■ Aim
Return the entries below in their exact form, leaving the pictures out.

(Stored items from a collection)
■ ■ ■ ■ ■ ■ ■

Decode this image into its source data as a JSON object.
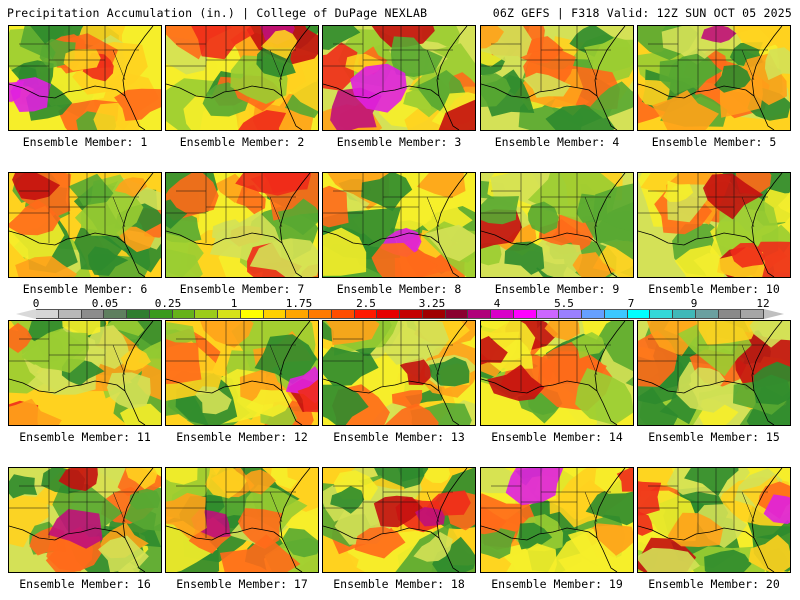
{
  "header": {
    "left_title": "Precipitation Accumulation (in.) | College of DuPage NEXLAB",
    "right_title": "06Z GEFS | F318 Valid: 12Z SUN OCT 05 2025"
  },
  "colorbar": {
    "tick_labels": [
      "0",
      "0.05",
      "0.25",
      "1",
      "1.75",
      "2.5",
      "3.25",
      "4",
      "5.5",
      "7",
      "9",
      "12"
    ],
    "colors": [
      "#d6d6d6",
      "#b8b8b8",
      "#8c8c8c",
      "#5f7f5f",
      "#2f7d2f",
      "#3a9a1c",
      "#66b21a",
      "#9ccc1a",
      "#d6e21a",
      "#ffff00",
      "#ffd000",
      "#ffa500",
      "#ff7a00",
      "#ff4d00",
      "#ff1a00",
      "#e60000",
      "#c40000",
      "#a00000",
      "#8a0030",
      "#b0007a",
      "#d800c8",
      "#ff00ff",
      "#cc66ff",
      "#9a80ff",
      "#66a0ff",
      "#3cc8ff",
      "#00ffff",
      "#33d8d8",
      "#40b8b8",
      "#6aa0a0",
      "#8a8a8a",
      "#a6a6a6"
    ]
  },
  "members": [
    {
      "label": "Ensemble Member: 1"
    },
    {
      "label": "Ensemble Member: 2"
    },
    {
      "label": "Ensemble Member: 3"
    },
    {
      "label": "Ensemble Member: 4"
    },
    {
      "label": "Ensemble Member: 5"
    },
    {
      "label": "Ensemble Member: 6"
    },
    {
      "label": "Ensemble Member: 7"
    },
    {
      "label": "Ensemble Member: 8"
    },
    {
      "label": "Ensemble Member: 9"
    },
    {
      "label": "Ensemble Member: 10"
    },
    {
      "label": "Ensemble Member: 11"
    },
    {
      "label": "Ensemble Member: 12"
    },
    {
      "label": "Ensemble Member: 13"
    },
    {
      "label": "Ensemble Member: 14"
    },
    {
      "label": "Ensemble Member: 15"
    },
    {
      "label": "Ensemble Member: 16"
    },
    {
      "label": "Ensemble Member: 17"
    },
    {
      "label": "Ensemble Member: 18"
    },
    {
      "label": "Ensemble Member: 19"
    },
    {
      "label": "Ensemble Member: 20"
    }
  ]
}
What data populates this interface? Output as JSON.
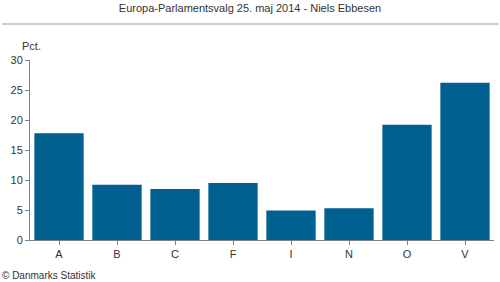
{
  "chart_data": {
    "type": "bar",
    "title": "Europa-Parlamentsvalg 25. maj 2014 - Niels Ebbesen",
    "ylabel": "Pct.",
    "source": "© Danmarks Statistik",
    "categories": [
      "A",
      "B",
      "C",
      "F",
      "I",
      "N",
      "O",
      "V"
    ],
    "values": [
      17.8,
      9.2,
      8.5,
      9.5,
      4.9,
      5.3,
      19.2,
      26.2
    ],
    "color": "#00608f",
    "ylim": [
      0,
      30
    ],
    "yticks": [
      0,
      5,
      10,
      15,
      20,
      25,
      30
    ],
    "grid": false
  }
}
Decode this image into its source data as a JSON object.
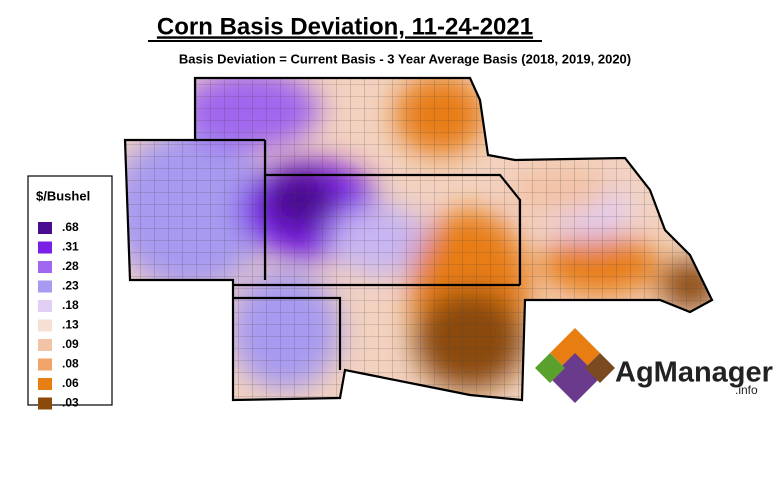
{
  "header": {
    "title": "Corn Basis Deviation, 11-24-2021",
    "subtitle": "Basis Deviation = Current Basis - 3 Year Average Basis (2018, 2019, 2020)"
  },
  "legend": {
    "title": "$/Bushel",
    "items": [
      {
        "label": ".68",
        "color": "#4a0c8e"
      },
      {
        "label": ".31",
        "color": "#7a1fe6"
      },
      {
        "label": ".28",
        "color": "#a066ee"
      },
      {
        "label": ".23",
        "color": "#a79af0"
      },
      {
        "label": ".18",
        "color": "#e2cff5"
      },
      {
        "label": ".13",
        "color": "#f6e0d3"
      },
      {
        "label": ".09",
        "color": "#f3c3a6"
      },
      {
        "label": ".08",
        "color": "#f2a36a"
      },
      {
        "label": ".06",
        "color": "#e87d12"
      },
      {
        "label": ".03",
        "color": "#8a4a0c"
      }
    ]
  },
  "logo": {
    "name": "AgManager",
    "suffix": ".info"
  }
}
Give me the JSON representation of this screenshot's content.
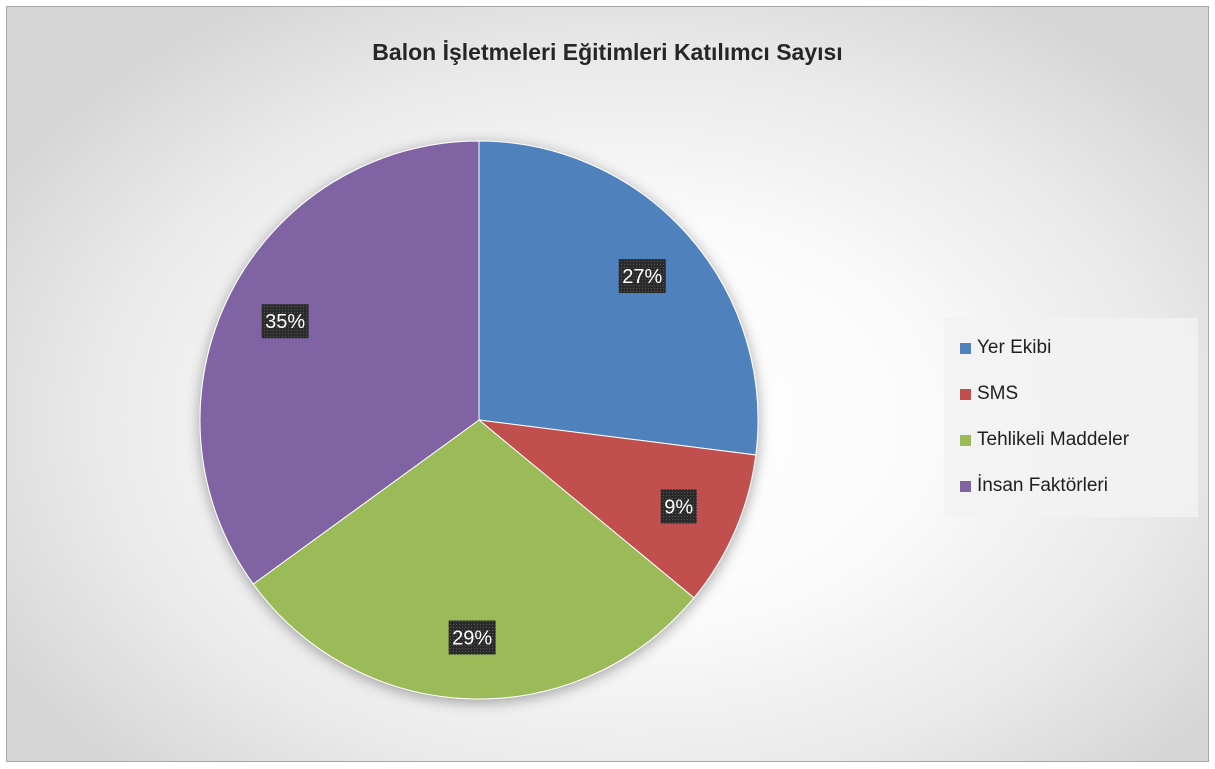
{
  "chart_data": {
    "type": "pie",
    "title": "Balon İşletmeleri Eğitimleri Katılımcı Sayısı",
    "slices": [
      {
        "label": "Yer Ekibi",
        "value": 27,
        "display": "27%",
        "color": "#4f81bd"
      },
      {
        "label": "SMS",
        "value": 9,
        "display": "9%",
        "color": "#c0504d"
      },
      {
        "label": "Tehlikeli Maddeler",
        "value": 29,
        "display": "29%",
        "color": "#9bbb59"
      },
      {
        "label": "İnsan Faktörleri",
        "value": 35,
        "display": "35%",
        "color": "#8064a2"
      }
    ],
    "legend_position": "right",
    "data_label_style": "dark-box-white-text"
  }
}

■ ■ ■ ■ ■ ■ ■

■ Written answer
Decode this image into its source data as a JSON object.
{
  "header": {
    "left_title": "Precipitation Accumulation (in.) | College of DuPage NEXLAB",
    "right_title": "06Z GEFS | F318 Valid: 12Z SUN OCT 05 2025"
  },
  "colorbar": {
    "tick_labels": [
      "0",
      "0.05",
      "0.25",
      "1",
      "1.75",
      "2.5",
      "3.25",
      "4",
      "5.5",
      "7",
      "9",
      "12"
    ],
    "colors": [
      "#d6d6d6",
      "#b8b8b8",
      "#8c8c8c",
      "#5f7f5f",
      "#2f7d2f",
      "#3a9a1c",
      "#66b21a",
      "#9ccc1a",
      "#d6e21a",
      "#ffff00",
      "#ffd000",
      "#ffa500",
      "#ff7a00",
      "#ff4d00",
      "#ff1a00",
      "#e60000",
      "#c40000",
      "#a00000",
      "#8a0030",
      "#b0007a",
      "#d800c8",
      "#ff00ff",
      "#cc66ff",
      "#9a80ff",
      "#66a0ff",
      "#3cc8ff",
      "#00ffff",
      "#33d8d8",
      "#40b8b8",
      "#6aa0a0",
      "#8a8a8a",
      "#a6a6a6"
    ]
  },
  "members": [
    {
      "label": "Ensemble Member: 1"
    },
    {
      "label": "Ensemble Member: 2"
    },
    {
      "label": "Ensemble Member: 3"
    },
    {
      "label": "Ensemble Member: 4"
    },
    {
      "label": "Ensemble Member: 5"
    },
    {
      "label": "Ensemble Member: 6"
    },
    {
      "label": "Ensemble Member: 7"
    },
    {
      "label": "Ensemble Member: 8"
    },
    {
      "label": "Ensemble Member: 9"
    },
    {
      "label": "Ensemble Member: 10"
    },
    {
      "label": "Ensemble Member: 11"
    },
    {
      "label": "Ensemble Member: 12"
    },
    {
      "label": "Ensemble Member: 13"
    },
    {
      "label": "Ensemble Member: 14"
    },
    {
      "label": "Ensemble Member: 15"
    },
    {
      "label": "Ensemble Member: 16"
    },
    {
      "label": "Ensemble Member: 17"
    },
    {
      "label": "Ensemble Member: 18"
    },
    {
      "label": "Ensemble Member: 19"
    },
    {
      "label": "Ensemble Member: 20"
    }
  ]
}
What data populates this interface? Output as JSON.
{
  "chart_data": {
    "type": "bar",
    "title": "Europa-Parlamentsvalg 25. maj 2014 - Niels Ebbesen",
    "ylabel": "Pct.",
    "source": "© Danmarks Statistik",
    "categories": [
      "A",
      "B",
      "C",
      "F",
      "I",
      "N",
      "O",
      "V"
    ],
    "values": [
      17.8,
      9.2,
      8.5,
      9.5,
      4.9,
      5.3,
      19.2,
      26.2
    ],
    "color": "#00608f",
    "ylim": [
      0,
      30
    ],
    "yticks": [
      0,
      5,
      10,
      15,
      20,
      25,
      30
    ],
    "grid": false
  }
}
Decode this image into its source data as a JSON object.
{
  "header": {
    "title": "Corn Basis Deviation, 11-24-2021",
    "subtitle": "Basis Deviation = Current Basis - 3 Year Average Basis (2018, 2019, 2020)"
  },
  "legend": {
    "title": "$/Bushel",
    "items": [
      {
        "label": ".68",
        "color": "#4a0c8e"
      },
      {
        "label": ".31",
        "color": "#7a1fe6"
      },
      {
        "label": ".28",
        "color": "#a066ee"
      },
      {
        "label": ".23",
        "color": "#a79af0"
      },
      {
        "label": ".18",
        "color": "#e2cff5"
      },
      {
        "label": ".13",
        "color": "#f6e0d3"
      },
      {
        "label": ".09",
        "color": "#f3c3a6"
      },
      {
        "label": ".08",
        "color": "#f2a36a"
      },
      {
        "label": ".06",
        "color": "#e87d12"
      },
      {
        "label": ".03",
        "color": "#8a4a0c"
      }
    ]
  },
  "logo": {
    "name": "AgManager",
    "suffix": ".info"
  }
}
Give me the JSON representation of this screenshot's content.
{
  "chart_data": {
    "type": "pie",
    "title": "Balon İşletmeleri Eğitimleri Katılımcı Sayısı",
    "slices": [
      {
        "label": "Yer Ekibi",
        "value": 27,
        "display": "27%",
        "color": "#4f81bd"
      },
      {
        "label": "SMS",
        "value": 9,
        "display": "9%",
        "color": "#c0504d"
      },
      {
        "label": "Tehlikeli Maddeler",
        "value": 29,
        "display": "29%",
        "color": "#9bbb59"
      },
      {
        "label": "İnsan Faktörleri",
        "value": 35,
        "display": "35%",
        "color": "#8064a2"
      }
    ],
    "legend_position": "right",
    "data_label_style": "dark-box-white-text"
  }
}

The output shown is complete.